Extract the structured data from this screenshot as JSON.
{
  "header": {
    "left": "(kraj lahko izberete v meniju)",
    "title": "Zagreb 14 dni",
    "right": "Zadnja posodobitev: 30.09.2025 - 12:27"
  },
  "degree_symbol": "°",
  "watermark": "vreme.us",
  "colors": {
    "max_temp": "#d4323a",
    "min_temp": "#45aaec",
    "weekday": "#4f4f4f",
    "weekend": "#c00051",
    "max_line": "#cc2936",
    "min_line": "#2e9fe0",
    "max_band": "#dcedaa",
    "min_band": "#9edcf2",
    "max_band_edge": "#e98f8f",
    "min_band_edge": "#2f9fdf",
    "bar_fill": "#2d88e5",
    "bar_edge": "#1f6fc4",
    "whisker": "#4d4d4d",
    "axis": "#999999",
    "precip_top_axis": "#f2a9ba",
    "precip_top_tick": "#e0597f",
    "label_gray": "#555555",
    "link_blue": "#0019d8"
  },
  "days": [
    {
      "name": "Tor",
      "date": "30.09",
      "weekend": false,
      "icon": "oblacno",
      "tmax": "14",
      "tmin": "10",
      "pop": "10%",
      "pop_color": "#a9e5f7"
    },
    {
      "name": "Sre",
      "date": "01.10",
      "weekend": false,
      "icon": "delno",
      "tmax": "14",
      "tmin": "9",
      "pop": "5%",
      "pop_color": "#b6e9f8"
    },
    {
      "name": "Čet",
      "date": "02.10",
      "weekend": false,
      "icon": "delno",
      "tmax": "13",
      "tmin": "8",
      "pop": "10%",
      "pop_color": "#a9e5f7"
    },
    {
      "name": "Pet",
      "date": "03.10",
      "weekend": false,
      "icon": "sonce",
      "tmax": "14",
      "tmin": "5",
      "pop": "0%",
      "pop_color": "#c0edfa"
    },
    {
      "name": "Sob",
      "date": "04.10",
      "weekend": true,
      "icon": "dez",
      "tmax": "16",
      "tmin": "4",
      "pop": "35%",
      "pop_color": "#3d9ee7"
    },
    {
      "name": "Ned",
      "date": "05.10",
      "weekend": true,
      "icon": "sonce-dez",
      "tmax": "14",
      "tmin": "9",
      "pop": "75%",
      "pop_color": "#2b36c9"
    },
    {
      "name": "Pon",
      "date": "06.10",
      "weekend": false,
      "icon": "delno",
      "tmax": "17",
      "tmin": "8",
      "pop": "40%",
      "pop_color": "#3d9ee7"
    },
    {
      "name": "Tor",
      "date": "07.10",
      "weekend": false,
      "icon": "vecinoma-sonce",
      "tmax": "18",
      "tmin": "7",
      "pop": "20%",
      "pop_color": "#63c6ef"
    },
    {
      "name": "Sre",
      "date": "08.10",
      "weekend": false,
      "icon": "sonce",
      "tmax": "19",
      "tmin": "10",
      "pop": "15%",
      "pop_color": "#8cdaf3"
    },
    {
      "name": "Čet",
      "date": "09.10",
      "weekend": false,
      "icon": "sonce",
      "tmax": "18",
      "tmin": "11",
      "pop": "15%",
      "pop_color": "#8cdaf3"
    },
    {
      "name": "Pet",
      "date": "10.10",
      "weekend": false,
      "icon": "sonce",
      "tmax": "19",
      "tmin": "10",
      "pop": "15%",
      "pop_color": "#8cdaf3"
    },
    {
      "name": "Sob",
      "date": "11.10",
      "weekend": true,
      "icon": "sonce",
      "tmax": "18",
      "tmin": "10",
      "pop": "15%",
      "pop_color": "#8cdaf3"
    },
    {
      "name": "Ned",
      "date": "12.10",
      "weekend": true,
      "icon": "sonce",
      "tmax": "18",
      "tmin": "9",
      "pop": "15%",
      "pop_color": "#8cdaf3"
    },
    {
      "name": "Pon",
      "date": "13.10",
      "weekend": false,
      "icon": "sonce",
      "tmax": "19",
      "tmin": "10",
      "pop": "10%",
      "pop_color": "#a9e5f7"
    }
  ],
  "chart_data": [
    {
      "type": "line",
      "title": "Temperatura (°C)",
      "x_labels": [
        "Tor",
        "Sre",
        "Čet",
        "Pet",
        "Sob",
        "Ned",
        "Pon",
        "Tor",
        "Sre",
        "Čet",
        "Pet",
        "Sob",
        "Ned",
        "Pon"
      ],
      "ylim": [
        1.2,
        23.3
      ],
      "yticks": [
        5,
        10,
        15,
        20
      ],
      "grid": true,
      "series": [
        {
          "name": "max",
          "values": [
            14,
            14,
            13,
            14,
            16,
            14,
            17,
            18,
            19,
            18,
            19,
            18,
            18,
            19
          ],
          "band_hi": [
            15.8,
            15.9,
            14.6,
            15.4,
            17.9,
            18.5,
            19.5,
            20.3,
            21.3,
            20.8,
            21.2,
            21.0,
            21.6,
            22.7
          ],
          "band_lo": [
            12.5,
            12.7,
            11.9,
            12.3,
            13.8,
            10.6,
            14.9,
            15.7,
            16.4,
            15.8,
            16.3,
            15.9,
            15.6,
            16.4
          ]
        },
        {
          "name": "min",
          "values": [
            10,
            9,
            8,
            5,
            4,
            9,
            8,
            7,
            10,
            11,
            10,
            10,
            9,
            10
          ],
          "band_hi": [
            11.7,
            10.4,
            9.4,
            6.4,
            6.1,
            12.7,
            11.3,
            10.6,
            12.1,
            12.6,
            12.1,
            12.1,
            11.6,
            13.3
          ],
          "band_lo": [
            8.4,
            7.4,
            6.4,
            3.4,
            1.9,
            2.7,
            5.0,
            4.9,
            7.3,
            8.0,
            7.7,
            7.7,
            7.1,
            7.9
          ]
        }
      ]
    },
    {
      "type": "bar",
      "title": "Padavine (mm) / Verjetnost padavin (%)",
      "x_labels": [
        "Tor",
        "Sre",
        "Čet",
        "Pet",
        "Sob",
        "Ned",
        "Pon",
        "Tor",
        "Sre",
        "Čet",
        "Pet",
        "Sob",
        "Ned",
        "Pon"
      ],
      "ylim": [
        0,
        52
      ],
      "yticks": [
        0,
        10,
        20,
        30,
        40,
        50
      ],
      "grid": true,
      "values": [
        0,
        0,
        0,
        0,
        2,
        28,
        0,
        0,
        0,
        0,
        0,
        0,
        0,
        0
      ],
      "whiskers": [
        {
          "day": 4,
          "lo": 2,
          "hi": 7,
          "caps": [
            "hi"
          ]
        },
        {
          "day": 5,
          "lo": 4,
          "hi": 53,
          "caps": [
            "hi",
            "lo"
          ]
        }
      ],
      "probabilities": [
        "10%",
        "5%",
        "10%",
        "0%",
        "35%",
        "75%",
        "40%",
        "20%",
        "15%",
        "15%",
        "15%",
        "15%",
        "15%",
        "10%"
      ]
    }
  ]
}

──────────

# Description of the task
Set down the entries above again, word for word.

# Complete output
Extract the structured data from this screenshot as JSON.
{
  "header": {
    "left": "(kraj lahko izberete v meniju)",
    "title": "Zagreb 14 dni",
    "right": "Zadnja posodobitev: 30.09.2025 - 12:27"
  },
  "degree_symbol": "°",
  "watermark": "vreme.us",
  "colors": {
    "max_temp": "#d4323a",
    "min_temp": "#45aaec",
    "weekday": "#4f4f4f",
    "weekend": "#c00051",
    "max_line": "#cc2936",
    "min_line": "#2e9fe0",
    "max_band": "#dcedaa",
    "min_band": "#9edcf2",
    "max_band_edge": "#e98f8f",
    "min_band_edge": "#2f9fdf",
    "bar_fill": "#2d88e5",
    "bar_edge": "#1f6fc4",
    "whisker": "#4d4d4d",
    "axis": "#999999",
    "precip_top_axis": "#f2a9ba",
    "precip_top_tick": "#e0597f",
    "label_gray": "#555555",
    "link_blue": "#0019d8"
  },
  "days": [
    {
      "name": "Tor",
      "date": "30.09",
      "weekend": false,
      "icon": "oblacno",
      "tmax": "14",
      "tmin": "10",
      "pop": "10%",
      "pop_color": "#a9e5f7"
    },
    {
      "name": "Sre",
      "date": "01.10",
      "weekend": false,
      "icon": "delno",
      "tmax": "14",
      "tmin": "9",
      "pop": "5%",
      "pop_color": "#b6e9f8"
    },
    {
      "name": "Čet",
      "date": "02.10",
      "weekend": false,
      "icon": "delno",
      "tmax": "13",
      "tmin": "8",
      "pop": "10%",
      "pop_color": "#a9e5f7"
    },
    {
      "name": "Pet",
      "date": "03.10",
      "weekend": false,
      "icon": "sonce",
      "tmax": "14",
      "tmin": "5",
      "pop": "0%",
      "pop_color": "#c0edfa"
    },
    {
      "name": "Sob",
      "date": "04.10",
      "weekend": true,
      "icon": "dez",
      "tmax": "16",
      "tmin": "4",
      "pop": "35%",
      "pop_color": "#3d9ee7"
    },
    {
      "name": "Ned",
      "date": "05.10",
      "weekend": true,
      "icon": "sonce-dez",
      "tmax": "14",
      "tmin": "9",
      "pop": "75%",
      "pop_color": "#2b36c9"
    },
    {
      "name": "Pon",
      "date": "06.10",
      "weekend": false,
      "icon": "delno",
      "tmax": "17",
      "tmin": "8",
      "pop": "40%",
      "pop_color": "#3d9ee7"
    },
    {
      "name": "Tor",
      "date": "07.10",
      "weekend": false,
      "icon": "vecinoma-sonce",
      "tmax": "18",
      "tmin": "7",
      "pop": "20%",
      "pop_color": "#63c6ef"
    },
    {
      "name": "Sre",
      "date": "08.10",
      "weekend": false,
      "icon": "sonce",
      "tmax": "19",
      "tmin": "10",
      "pop": "15%",
      "pop_color": "#8cdaf3"
    },
    {
      "name": "Čet",
      "date": "09.10",
      "weekend": false,
      "icon": "sonce",
      "tmax": "18",
      "tmin": "11",
      "pop": "15%",
      "pop_color": "#8cdaf3"
    },
    {
      "name": "Pet",
      "date": "10.10",
      "weekend": false,
      "icon": "sonce",
      "tmax": "19",
      "tmin": "10",
      "pop": "15%",
      "pop_color": "#8cdaf3"
    },
    {
      "name": "Sob",
      "date": "11.10",
      "weekend": true,
      "icon": "sonce",
      "tmax": "18",
      "tmin": "10",
      "pop": "15%",
      "pop_color": "#8cdaf3"
    },
    {
      "name": "Ned",
      "date": "12.10",
      "weekend": true,
      "icon": "sonce",
      "tmax": "18",
      "tmin": "9",
      "pop": "15%",
      "pop_color": "#8cdaf3"
    },
    {
      "name": "Pon",
      "date": "13.10",
      "weekend": false,
      "icon": "sonce",
      "tmax": "19",
      "tmin": "10",
      "pop": "10%",
      "pop_color": "#a9e5f7"
    }
  ],
  "chart_data": [
    {
      "type": "line",
      "title": "Temperatura (°C)",
      "x_labels": [
        "Tor",
        "Sre",
        "Čet",
        "Pet",
        "Sob",
        "Ned",
        "Pon",
        "Tor",
        "Sre",
        "Čet",
        "Pet",
        "Sob",
        "Ned",
        "Pon"
      ],
      "ylim": [
        1.2,
        23.3
      ],
      "yticks": [
        5,
        10,
        15,
        20
      ],
      "grid": true,
      "series": [
        {
          "name": "max",
          "values": [
            14,
            14,
            13,
            14,
            16,
            14,
            17,
            18,
            19,
            18,
            19,
            18,
            18,
            19
          ],
          "band_hi": [
            15.8,
            15.9,
            14.6,
            15.4,
            17.9,
            18.5,
            19.5,
            20.3,
            21.3,
            20.8,
            21.2,
            21.0,
            21.6,
            22.7
          ],
          "band_lo": [
            12.5,
            12.7,
            11.9,
            12.3,
            13.8,
            10.6,
            14.9,
            15.7,
            16.4,
            15.8,
            16.3,
            15.9,
            15.6,
            16.4
          ]
        },
        {
          "name": "min",
          "values": [
            10,
            9,
            8,
            5,
            4,
            9,
            8,
            7,
            10,
            11,
            10,
            10,
            9,
            10
          ],
          "band_hi": [
            11.7,
            10.4,
            9.4,
            6.4,
            6.1,
            12.7,
            11.3,
            10.6,
            12.1,
            12.6,
            12.1,
            12.1,
            11.6,
            13.3
          ],
          "band_lo": [
            8.4,
            7.4,
            6.4,
            3.4,
            1.9,
            2.7,
            5.0,
            4.9,
            7.3,
            8.0,
            7.7,
            7.7,
            7.1,
            7.9
          ]
        }
      ]
    },
    {
      "type": "bar",
      "title": "Padavine (mm) / Verjetnost padavin (%)",
      "x_labels": [
        "Tor",
        "Sre",
        "Čet",
        "Pet",
        "Sob",
        "Ned",
        "Pon",
        "Tor",
        "Sre",
        "Čet",
        "Pet",
        "Sob",
        "Ned",
        "Pon"
      ],
      "ylim": [
        0,
        52
      ],
      "yticks": [
        0,
        10,
        20,
        30,
        40,
        50
      ],
      "grid": true,
      "values": [
        0,
        0,
        0,
        0,
        2,
        28,
        0,
        0,
        0,
        0,
        0,
        0,
        0,
        0
      ],
      "whiskers": [
        {
          "day": 4,
          "lo": 2,
          "hi": 7,
          "caps": [
            "hi"
          ]
        },
        {
          "day": 5,
          "lo": 4,
          "hi": 53,
          "caps": [
            "hi",
            "lo"
          ]
        }
      ],
      "probabilities": [
        "10%",
        "5%",
        "10%",
        "0%",
        "35%",
        "75%",
        "40%",
        "20%",
        "15%",
        "15%",
        "15%",
        "15%",
        "15%",
        "10%"
      ]
    }
  ]
}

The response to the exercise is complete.